── Materials provided

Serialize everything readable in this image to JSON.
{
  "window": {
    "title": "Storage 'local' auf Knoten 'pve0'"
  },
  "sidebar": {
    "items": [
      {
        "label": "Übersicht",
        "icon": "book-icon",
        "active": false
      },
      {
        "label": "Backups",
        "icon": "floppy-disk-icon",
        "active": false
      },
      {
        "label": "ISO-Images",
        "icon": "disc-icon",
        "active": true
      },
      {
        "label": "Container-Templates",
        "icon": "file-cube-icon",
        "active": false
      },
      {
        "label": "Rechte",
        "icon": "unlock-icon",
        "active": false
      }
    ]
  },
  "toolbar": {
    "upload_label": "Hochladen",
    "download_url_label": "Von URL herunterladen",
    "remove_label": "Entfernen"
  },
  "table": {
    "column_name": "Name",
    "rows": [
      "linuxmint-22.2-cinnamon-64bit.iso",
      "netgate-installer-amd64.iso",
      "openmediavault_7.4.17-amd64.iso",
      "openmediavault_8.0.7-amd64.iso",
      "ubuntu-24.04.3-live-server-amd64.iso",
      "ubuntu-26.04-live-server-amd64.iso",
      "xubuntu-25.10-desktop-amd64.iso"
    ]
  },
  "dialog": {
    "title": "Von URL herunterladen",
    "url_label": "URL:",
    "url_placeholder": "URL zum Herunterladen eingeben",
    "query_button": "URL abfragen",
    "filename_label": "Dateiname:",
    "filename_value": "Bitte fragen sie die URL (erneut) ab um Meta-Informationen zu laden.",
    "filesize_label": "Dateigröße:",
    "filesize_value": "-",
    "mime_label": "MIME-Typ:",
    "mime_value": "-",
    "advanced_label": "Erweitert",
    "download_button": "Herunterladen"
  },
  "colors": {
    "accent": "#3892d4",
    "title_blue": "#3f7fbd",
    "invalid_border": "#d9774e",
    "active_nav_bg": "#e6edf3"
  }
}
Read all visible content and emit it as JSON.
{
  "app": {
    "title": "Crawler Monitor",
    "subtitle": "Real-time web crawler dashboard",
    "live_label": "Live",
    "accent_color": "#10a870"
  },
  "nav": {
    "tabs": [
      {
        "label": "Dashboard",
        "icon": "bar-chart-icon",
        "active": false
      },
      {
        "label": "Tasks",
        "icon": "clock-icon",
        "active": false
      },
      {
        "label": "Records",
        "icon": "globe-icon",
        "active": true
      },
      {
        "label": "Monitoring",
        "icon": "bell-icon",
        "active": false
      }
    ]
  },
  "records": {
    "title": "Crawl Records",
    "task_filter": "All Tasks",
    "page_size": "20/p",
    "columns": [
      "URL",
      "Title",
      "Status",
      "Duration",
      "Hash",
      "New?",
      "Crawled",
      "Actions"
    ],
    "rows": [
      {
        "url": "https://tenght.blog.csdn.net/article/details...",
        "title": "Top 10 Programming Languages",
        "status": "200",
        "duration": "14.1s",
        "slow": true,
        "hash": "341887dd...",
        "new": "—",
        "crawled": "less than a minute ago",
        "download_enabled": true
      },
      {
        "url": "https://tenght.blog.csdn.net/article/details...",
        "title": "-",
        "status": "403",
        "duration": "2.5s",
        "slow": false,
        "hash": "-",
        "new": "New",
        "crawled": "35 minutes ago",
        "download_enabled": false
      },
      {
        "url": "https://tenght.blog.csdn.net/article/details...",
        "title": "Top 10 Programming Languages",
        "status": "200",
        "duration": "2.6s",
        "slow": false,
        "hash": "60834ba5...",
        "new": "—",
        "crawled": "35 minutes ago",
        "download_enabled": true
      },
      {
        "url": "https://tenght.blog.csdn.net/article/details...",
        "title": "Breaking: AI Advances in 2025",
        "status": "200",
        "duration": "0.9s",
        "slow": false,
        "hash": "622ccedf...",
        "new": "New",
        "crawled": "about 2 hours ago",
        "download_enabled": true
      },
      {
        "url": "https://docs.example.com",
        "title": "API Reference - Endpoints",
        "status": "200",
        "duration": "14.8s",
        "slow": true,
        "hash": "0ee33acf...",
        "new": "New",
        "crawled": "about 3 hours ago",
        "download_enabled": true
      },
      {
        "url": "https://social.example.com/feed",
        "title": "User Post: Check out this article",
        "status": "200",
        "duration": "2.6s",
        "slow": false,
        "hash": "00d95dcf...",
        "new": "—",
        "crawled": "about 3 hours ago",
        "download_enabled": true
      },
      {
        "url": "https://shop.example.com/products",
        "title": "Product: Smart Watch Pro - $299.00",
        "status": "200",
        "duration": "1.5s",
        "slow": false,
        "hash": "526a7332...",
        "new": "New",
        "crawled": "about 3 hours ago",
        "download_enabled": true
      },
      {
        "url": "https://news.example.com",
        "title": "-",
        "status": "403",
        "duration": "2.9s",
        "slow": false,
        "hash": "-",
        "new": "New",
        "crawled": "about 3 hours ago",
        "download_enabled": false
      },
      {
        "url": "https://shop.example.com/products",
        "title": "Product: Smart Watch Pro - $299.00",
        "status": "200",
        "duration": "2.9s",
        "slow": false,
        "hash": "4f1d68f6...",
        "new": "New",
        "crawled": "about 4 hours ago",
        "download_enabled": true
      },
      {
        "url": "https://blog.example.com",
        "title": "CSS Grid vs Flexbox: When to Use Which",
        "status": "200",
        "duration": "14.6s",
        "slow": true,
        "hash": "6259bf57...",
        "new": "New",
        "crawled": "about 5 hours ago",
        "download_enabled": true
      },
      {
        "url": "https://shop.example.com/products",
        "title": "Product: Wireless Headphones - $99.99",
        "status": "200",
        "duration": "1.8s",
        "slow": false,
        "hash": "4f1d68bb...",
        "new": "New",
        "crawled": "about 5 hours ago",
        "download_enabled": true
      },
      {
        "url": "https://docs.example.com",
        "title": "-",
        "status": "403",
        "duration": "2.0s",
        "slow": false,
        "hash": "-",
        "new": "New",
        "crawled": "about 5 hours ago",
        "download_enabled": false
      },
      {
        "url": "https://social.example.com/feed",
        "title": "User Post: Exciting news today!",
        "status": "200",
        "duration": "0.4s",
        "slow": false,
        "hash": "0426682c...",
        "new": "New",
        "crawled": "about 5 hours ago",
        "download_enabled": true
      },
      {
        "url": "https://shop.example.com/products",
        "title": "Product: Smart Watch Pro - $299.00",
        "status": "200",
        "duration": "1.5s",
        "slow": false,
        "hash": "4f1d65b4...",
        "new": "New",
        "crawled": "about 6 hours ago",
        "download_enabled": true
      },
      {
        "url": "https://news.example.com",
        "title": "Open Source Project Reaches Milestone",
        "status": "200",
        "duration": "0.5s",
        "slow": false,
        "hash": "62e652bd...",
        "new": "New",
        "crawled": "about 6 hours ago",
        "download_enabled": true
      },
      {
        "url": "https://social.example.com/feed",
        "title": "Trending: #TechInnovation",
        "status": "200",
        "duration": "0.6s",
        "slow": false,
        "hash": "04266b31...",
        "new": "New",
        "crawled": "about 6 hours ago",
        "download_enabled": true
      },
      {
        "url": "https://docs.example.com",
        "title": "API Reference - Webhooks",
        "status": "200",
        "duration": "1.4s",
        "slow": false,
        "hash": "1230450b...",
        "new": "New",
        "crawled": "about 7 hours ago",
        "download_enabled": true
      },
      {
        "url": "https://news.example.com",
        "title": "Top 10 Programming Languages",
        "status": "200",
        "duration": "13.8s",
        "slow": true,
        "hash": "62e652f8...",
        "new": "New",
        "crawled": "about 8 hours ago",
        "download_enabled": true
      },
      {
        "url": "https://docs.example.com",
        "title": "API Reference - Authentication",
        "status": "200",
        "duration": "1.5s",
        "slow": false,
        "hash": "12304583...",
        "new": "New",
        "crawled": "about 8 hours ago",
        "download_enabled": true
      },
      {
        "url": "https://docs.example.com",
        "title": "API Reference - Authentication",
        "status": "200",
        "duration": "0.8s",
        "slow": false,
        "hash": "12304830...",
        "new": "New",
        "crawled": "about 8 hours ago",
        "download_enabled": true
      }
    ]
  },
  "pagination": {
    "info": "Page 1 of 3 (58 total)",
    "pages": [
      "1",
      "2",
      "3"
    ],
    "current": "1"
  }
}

────

## Short exercise
Across the data above, how many lines include the word "Reference"? Give only the count.

## Expected answer
4